§ **EXERCISE AIM**: Below are records to transcribe exactly, without their pictures.
start INFORMATION SUPPLIED
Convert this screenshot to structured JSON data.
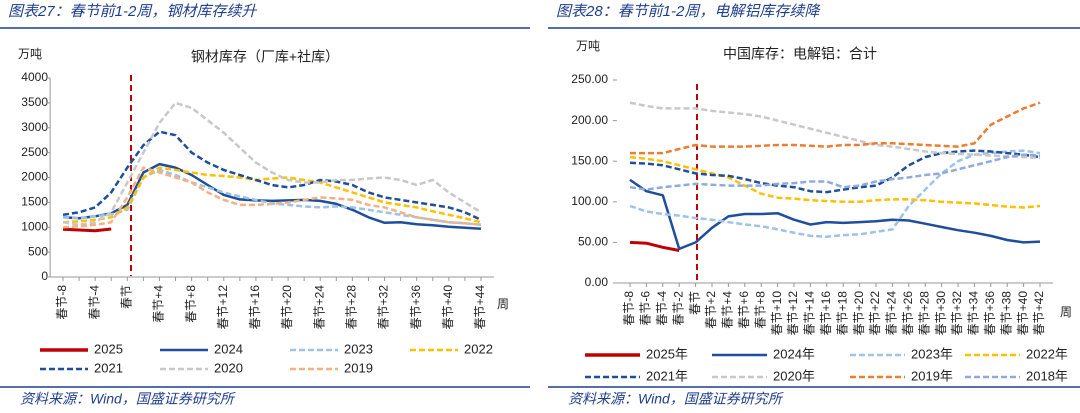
{
  "chart_data": [
    {
      "type": "line",
      "caption": "图表27：春节前1-2周，钢材库存续升",
      "title": "钢材库存（厂库+社库）",
      "ylabel": "万吨",
      "xlabel": "周",
      "source": "资料来源：Wind，国盛证券研究所",
      "categories": [
        "春节-8",
        null,
        "春节-4",
        null,
        "春节",
        null,
        "春节+4",
        null,
        "春节+8",
        null,
        "春节+12",
        null,
        "春节+16",
        null,
        "春节+20",
        null,
        "春节+24",
        null,
        "春节+28",
        null,
        "春节+32",
        null,
        "春节+36",
        null,
        "春节+40",
        null,
        "春节+44"
      ],
      "ylim": [
        0,
        4000
      ],
      "yticks": [
        0,
        500,
        1000,
        1500,
        2000,
        2500,
        3000,
        3500,
        4000
      ],
      "series": [
        {
          "name": "2025",
          "color": "#c00000",
          "dashed": false,
          "values": [
            960,
            945,
            930,
            965,
            null,
            null,
            null,
            null,
            null,
            null,
            null,
            null,
            null,
            null,
            null,
            null,
            null,
            null,
            null,
            null,
            null,
            null,
            null,
            null,
            null,
            null,
            null
          ]
        },
        {
          "name": "2024",
          "color": "#1f4e9c",
          "dashed": false,
          "values": [
            1200,
            1180,
            1220,
            1280,
            1450,
            2100,
            2270,
            2200,
            2050,
            1850,
            1650,
            1560,
            1540,
            1530,
            1540,
            1550,
            1530,
            1470,
            1350,
            1200,
            1090,
            1100,
            1060,
            1040,
            1010,
            990,
            970
          ]
        },
        {
          "name": "2023",
          "color": "#9dc3e6",
          "dashed": true,
          "values": [
            1200,
            1180,
            1220,
            1260,
            1350,
            2000,
            2150,
            2050,
            1900,
            1800,
            1700,
            1620,
            1550,
            1480,
            1450,
            1420,
            1400,
            1420,
            1400,
            1350,
            1300,
            1250,
            1200,
            1150,
            1100,
            1080,
            1050
          ]
        },
        {
          "name": "2022",
          "color": "#ffc000",
          "dashed": true,
          "values": [
            1100,
            1120,
            1150,
            1200,
            1400,
            2000,
            2200,
            2150,
            2100,
            2050,
            2030,
            2000,
            1950,
            1980,
            2000,
            1950,
            1900,
            1800,
            1700,
            1600,
            1500,
            1450,
            1400,
            1320,
            1250,
            1180,
            1100
          ]
        },
        {
          "name": "2021",
          "color": "#1f4e9c",
          "dashed": true,
          "values": [
            1250,
            1300,
            1400,
            1700,
            2200,
            2650,
            2920,
            2850,
            2500,
            2300,
            2150,
            2050,
            1950,
            1850,
            1800,
            1850,
            1950,
            1920,
            1850,
            1700,
            1600,
            1550,
            1500,
            1450,
            1400,
            1300,
            1150
          ]
        },
        {
          "name": "2020",
          "color": "#c8c8c8",
          "dashed": true,
          "values": [
            1100,
            1050,
            1100,
            1300,
            1900,
            2500,
            3100,
            3500,
            3400,
            3150,
            2900,
            2600,
            2300,
            2100,
            1950,
            1900,
            1900,
            1950,
            1950,
            1980,
            2000,
            1950,
            1850,
            1950,
            1700,
            1500,
            1300
          ]
        },
        {
          "name": "2019",
          "color": "#f4b183",
          "dashed": true,
          "values": [
            1000,
            1020,
            1050,
            1100,
            1600,
            2200,
            2100,
            2000,
            1900,
            1700,
            1550,
            1450,
            1450,
            1470,
            1500,
            1550,
            1600,
            1580,
            1550,
            1450,
            1400,
            1300,
            1200,
            1150,
            1100,
            1080,
            1050
          ]
        }
      ]
    },
    {
      "type": "line",
      "caption": "图表28：春节前1-2周，电解铝库存续降",
      "title": "中国库存：电解铝：合计",
      "ylabel": "万吨",
      "xlabel": "周",
      "source": "资料来源：Wind，国盛证券研究所",
      "categories": [
        "春节-8",
        "春节-6",
        "春节-4",
        "春节-2",
        "春节",
        "春节+2",
        "春节+4",
        "春节+6",
        "春节+8",
        "春节+10",
        "春节+12",
        "春节+14",
        "春节+16",
        "春节+18",
        "春节+20",
        "春节+22",
        "春节+24",
        "春节+26",
        "春节+28",
        "春节+30",
        "春节+32",
        "春节+34",
        "春节+36",
        "春节+38",
        "春节+40",
        "春节+42"
      ],
      "ylim": [
        0,
        250
      ],
      "yticks": [
        {
          "value": 0,
          "label": "0.00"
        },
        {
          "value": 50,
          "label": "50.00"
        },
        {
          "value": 100,
          "label": "100.00"
        },
        {
          "value": 150,
          "label": "150.00"
        },
        {
          "value": 200,
          "label": "200.00"
        },
        {
          "value": 250,
          "label": "250.00"
        }
      ],
      "series": [
        {
          "name": "2025年",
          "color": "#c00000",
          "dashed": false,
          "values": [
            50,
            49,
            44,
            40,
            null,
            null,
            null,
            null,
            null,
            null,
            null,
            null,
            null,
            null,
            null,
            null,
            null,
            null,
            null,
            null,
            null,
            null,
            null,
            null,
            null,
            null
          ]
        },
        {
          "name": "2024年",
          "color": "#1f4e9c",
          "dashed": false,
          "values": [
            127,
            113,
            108,
            42,
            50,
            68,
            82,
            85,
            85,
            86,
            78,
            72,
            75,
            74,
            75,
            76,
            78,
            77,
            73,
            69,
            65,
            62,
            58,
            53,
            50,
            51
          ]
        },
        {
          "name": "2023年",
          "color": "#9dc3e6",
          "dashed": true,
          "values": [
            95,
            88,
            85,
            83,
            80,
            78,
            75,
            72,
            70,
            66,
            62,
            58,
            57,
            59,
            60,
            63,
            66,
            95,
            115,
            135,
            150,
            158,
            160,
            162,
            163,
            160
          ]
        },
        {
          "name": "2022年",
          "color": "#ffc000",
          "dashed": true,
          "values": [
            155,
            153,
            150,
            145,
            140,
            135,
            130,
            120,
            110,
            105,
            104,
            102,
            101,
            100,
            100,
            102,
            103,
            103,
            102,
            100,
            99,
            98,
            96,
            94,
            93,
            95
          ]
        },
        {
          "name": "2021年",
          "color": "#1f4e9c",
          "dashed": true,
          "values": [
            148,
            147,
            145,
            140,
            135,
            133,
            132,
            128,
            123,
            120,
            118,
            113,
            112,
            115,
            118,
            120,
            130,
            145,
            155,
            160,
            162,
            163,
            162,
            160,
            158,
            155
          ]
        },
        {
          "name": "2020年",
          "color": "#c8c8c8",
          "dashed": true,
          "values": [
            222,
            218,
            215,
            215,
            215,
            212,
            210,
            208,
            205,
            200,
            195,
            190,
            185,
            180,
            175,
            170,
            168,
            165,
            162,
            160,
            159,
            158,
            157,
            156,
            155,
            154
          ]
        },
        {
          "name": "2019年",
          "color": "#ed7d31",
          "dashed": true,
          "values": [
            160,
            160,
            160,
            165,
            170,
            168,
            168,
            168,
            169,
            170,
            170,
            169,
            168,
            170,
            170,
            172,
            172,
            171,
            170,
            169,
            168,
            172,
            195,
            205,
            215,
            222
          ]
        },
        {
          "name": "2018年",
          "color": "#8faadc",
          "dashed": true,
          "values": [
            118,
            115,
            118,
            120,
            122,
            121,
            120,
            120,
            120,
            122,
            123,
            125,
            125,
            118,
            120,
            125,
            128,
            130,
            133,
            135,
            140,
            145,
            150,
            155,
            158,
            157
          ]
        }
      ]
    }
  ]
}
end INFORMATION SUPPLIED
§ **RESPONSE TO THE EXERCISE**:
Convert this screenshot to structured JSON data.
{
  "chart_data": [
    {
      "type": "line",
      "caption": "图表27：春节前1-2周，钢材库存续升",
      "title": "钢材库存（厂库+社库）",
      "ylabel": "万吨",
      "xlabel": "周",
      "source": "资料来源：Wind，国盛证券研究所",
      "categories": [
        "春节-8",
        null,
        "春节-4",
        null,
        "春节",
        null,
        "春节+4",
        null,
        "春节+8",
        null,
        "春节+12",
        null,
        "春节+16",
        null,
        "春节+20",
        null,
        "春节+24",
        null,
        "春节+28",
        null,
        "春节+32",
        null,
        "春节+36",
        null,
        "春节+40",
        null,
        "春节+44"
      ],
      "ylim": [
        0,
        4000
      ],
      "yticks": [
        0,
        500,
        1000,
        1500,
        2000,
        2500,
        3000,
        3500,
        4000
      ],
      "series": [
        {
          "name": "2025",
          "color": "#c00000",
          "dashed": false,
          "values": [
            960,
            945,
            930,
            965,
            null,
            null,
            null,
            null,
            null,
            null,
            null,
            null,
            null,
            null,
            null,
            null,
            null,
            null,
            null,
            null,
            null,
            null,
            null,
            null,
            null,
            null,
            null
          ]
        },
        {
          "name": "2024",
          "color": "#1f4e9c",
          "dashed": false,
          "values": [
            1200,
            1180,
            1220,
            1280,
            1450,
            2100,
            2270,
            2200,
            2050,
            1850,
            1650,
            1560,
            1540,
            1530,
            1540,
            1550,
            1530,
            1470,
            1350,
            1200,
            1090,
            1100,
            1060,
            1040,
            1010,
            990,
            970
          ]
        },
        {
          "name": "2023",
          "color": "#9dc3e6",
          "dashed": true,
          "values": [
            1200,
            1180,
            1220,
            1260,
            1350,
            2000,
            2150,
            2050,
            1900,
            1800,
            1700,
            1620,
            1550,
            1480,
            1450,
            1420,
            1400,
            1420,
            1400,
            1350,
            1300,
            1250,
            1200,
            1150,
            1100,
            1080,
            1050
          ]
        },
        {
          "name": "2022",
          "color": "#ffc000",
          "dashed": true,
          "values": [
            1100,
            1120,
            1150,
            1200,
            1400,
            2000,
            2200,
            2150,
            2100,
            2050,
            2030,
            2000,
            1950,
            1980,
            2000,
            1950,
            1900,
            1800,
            1700,
            1600,
            1500,
            1450,
            1400,
            1320,
            1250,
            1180,
            1100
          ]
        },
        {
          "name": "2021",
          "color": "#1f4e9c",
          "dashed": true,
          "values": [
            1250,
            1300,
            1400,
            1700,
            2200,
            2650,
            2920,
            2850,
            2500,
            2300,
            2150,
            2050,
            1950,
            1850,
            1800,
            1850,
            1950,
            1920,
            1850,
            1700,
            1600,
            1550,
            1500,
            1450,
            1400,
            1300,
            1150
          ]
        },
        {
          "name": "2020",
          "color": "#c8c8c8",
          "dashed": true,
          "values": [
            1100,
            1050,
            1100,
            1300,
            1900,
            2500,
            3100,
            3500,
            3400,
            3150,
            2900,
            2600,
            2300,
            2100,
            1950,
            1900,
            1900,
            1950,
            1950,
            1980,
            2000,
            1950,
            1850,
            1950,
            1700,
            1500,
            1300
          ]
        },
        {
          "name": "2019",
          "color": "#f4b183",
          "dashed": true,
          "values": [
            1000,
            1020,
            1050,
            1100,
            1600,
            2200,
            2100,
            2000,
            1900,
            1700,
            1550,
            1450,
            1450,
            1470,
            1500,
            1550,
            1600,
            1580,
            1550,
            1450,
            1400,
            1300,
            1200,
            1150,
            1100,
            1080,
            1050
          ]
        }
      ]
    },
    {
      "type": "line",
      "caption": "图表28：春节前1-2周，电解铝库存续降",
      "title": "中国库存：电解铝：合计",
      "ylabel": "万吨",
      "xlabel": "周",
      "source": "资料来源：Wind，国盛证券研究所",
      "categories": [
        "春节-8",
        "春节-6",
        "春节-4",
        "春节-2",
        "春节",
        "春节+2",
        "春节+4",
        "春节+6",
        "春节+8",
        "春节+10",
        "春节+12",
        "春节+14",
        "春节+16",
        "春节+18",
        "春节+20",
        "春节+22",
        "春节+24",
        "春节+26",
        "春节+28",
        "春节+30",
        "春节+32",
        "春节+34",
        "春节+36",
        "春节+38",
        "春节+40",
        "春节+42"
      ],
      "ylim": [
        0,
        250
      ],
      "yticks": [
        {
          "value": 0,
          "label": "0.00"
        },
        {
          "value": 50,
          "label": "50.00"
        },
        {
          "value": 100,
          "label": "100.00"
        },
        {
          "value": 150,
          "label": "150.00"
        },
        {
          "value": 200,
          "label": "200.00"
        },
        {
          "value": 250,
          "label": "250.00"
        }
      ],
      "series": [
        {
          "name": "2025年",
          "color": "#c00000",
          "dashed": false,
          "values": [
            50,
            49,
            44,
            40,
            null,
            null,
            null,
            null,
            null,
            null,
            null,
            null,
            null,
            null,
            null,
            null,
            null,
            null,
            null,
            null,
            null,
            null,
            null,
            null,
            null,
            null
          ]
        },
        {
          "name": "2024年",
          "color": "#1f4e9c",
          "dashed": false,
          "values": [
            127,
            113,
            108,
            42,
            50,
            68,
            82,
            85,
            85,
            86,
            78,
            72,
            75,
            74,
            75,
            76,
            78,
            77,
            73,
            69,
            65,
            62,
            58,
            53,
            50,
            51
          ]
        },
        {
          "name": "2023年",
          "color": "#9dc3e6",
          "dashed": true,
          "values": [
            95,
            88,
            85,
            83,
            80,
            78,
            75,
            72,
            70,
            66,
            62,
            58,
            57,
            59,
            60,
            63,
            66,
            95,
            115,
            135,
            150,
            158,
            160,
            162,
            163,
            160
          ]
        },
        {
          "name": "2022年",
          "color": "#ffc000",
          "dashed": true,
          "values": [
            155,
            153,
            150,
            145,
            140,
            135,
            130,
            120,
            110,
            105,
            104,
            102,
            101,
            100,
            100,
            102,
            103,
            103,
            102,
            100,
            99,
            98,
            96,
            94,
            93,
            95
          ]
        },
        {
          "name": "2021年",
          "color": "#1f4e9c",
          "dashed": true,
          "values": [
            148,
            147,
            145,
            140,
            135,
            133,
            132,
            128,
            123,
            120,
            118,
            113,
            112,
            115,
            118,
            120,
            130,
            145,
            155,
            160,
            162,
            163,
            162,
            160,
            158,
            155
          ]
        },
        {
          "name": "2020年",
          "color": "#c8c8c8",
          "dashed": true,
          "values": [
            222,
            218,
            215,
            215,
            215,
            212,
            210,
            208,
            205,
            200,
            195,
            190,
            185,
            180,
            175,
            170,
            168,
            165,
            162,
            160,
            159,
            158,
            157,
            156,
            155,
            154
          ]
        },
        {
          "name": "2019年",
          "color": "#ed7d31",
          "dashed": true,
          "values": [
            160,
            160,
            160,
            165,
            170,
            168,
            168,
            168,
            169,
            170,
            170,
            169,
            168,
            170,
            170,
            172,
            172,
            171,
            170,
            169,
            168,
            172,
            195,
            205,
            215,
            222
          ]
        },
        {
          "name": "2018年",
          "color": "#8faadc",
          "dashed": true,
          "values": [
            118,
            115,
            118,
            120,
            122,
            121,
            120,
            120,
            120,
            122,
            123,
            125,
            125,
            118,
            120,
            125,
            128,
            130,
            133,
            135,
            140,
            145,
            150,
            155,
            158,
            157
          ]
        }
      ]
    }
  ]
}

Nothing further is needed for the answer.